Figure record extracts
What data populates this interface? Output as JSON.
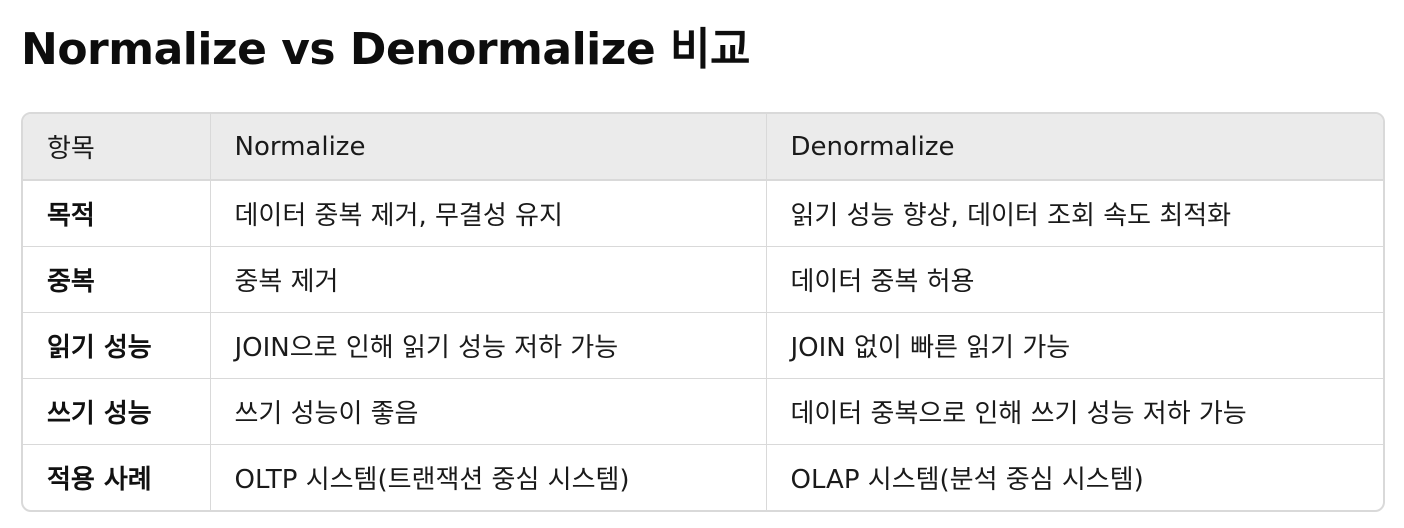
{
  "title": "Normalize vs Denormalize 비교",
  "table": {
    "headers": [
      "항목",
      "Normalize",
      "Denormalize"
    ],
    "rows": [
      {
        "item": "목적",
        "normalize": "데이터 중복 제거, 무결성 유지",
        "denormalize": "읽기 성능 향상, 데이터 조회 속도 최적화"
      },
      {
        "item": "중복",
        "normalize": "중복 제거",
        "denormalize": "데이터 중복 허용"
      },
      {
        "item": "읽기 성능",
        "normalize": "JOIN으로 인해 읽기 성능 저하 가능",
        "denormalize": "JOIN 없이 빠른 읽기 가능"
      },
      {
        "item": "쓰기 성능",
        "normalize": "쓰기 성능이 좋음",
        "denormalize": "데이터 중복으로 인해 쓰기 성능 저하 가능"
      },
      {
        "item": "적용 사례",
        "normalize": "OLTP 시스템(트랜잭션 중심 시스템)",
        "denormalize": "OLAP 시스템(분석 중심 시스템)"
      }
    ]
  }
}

Exercise task> Report the number of lines that include the string "item"; return nothing but the count.

Task output> 5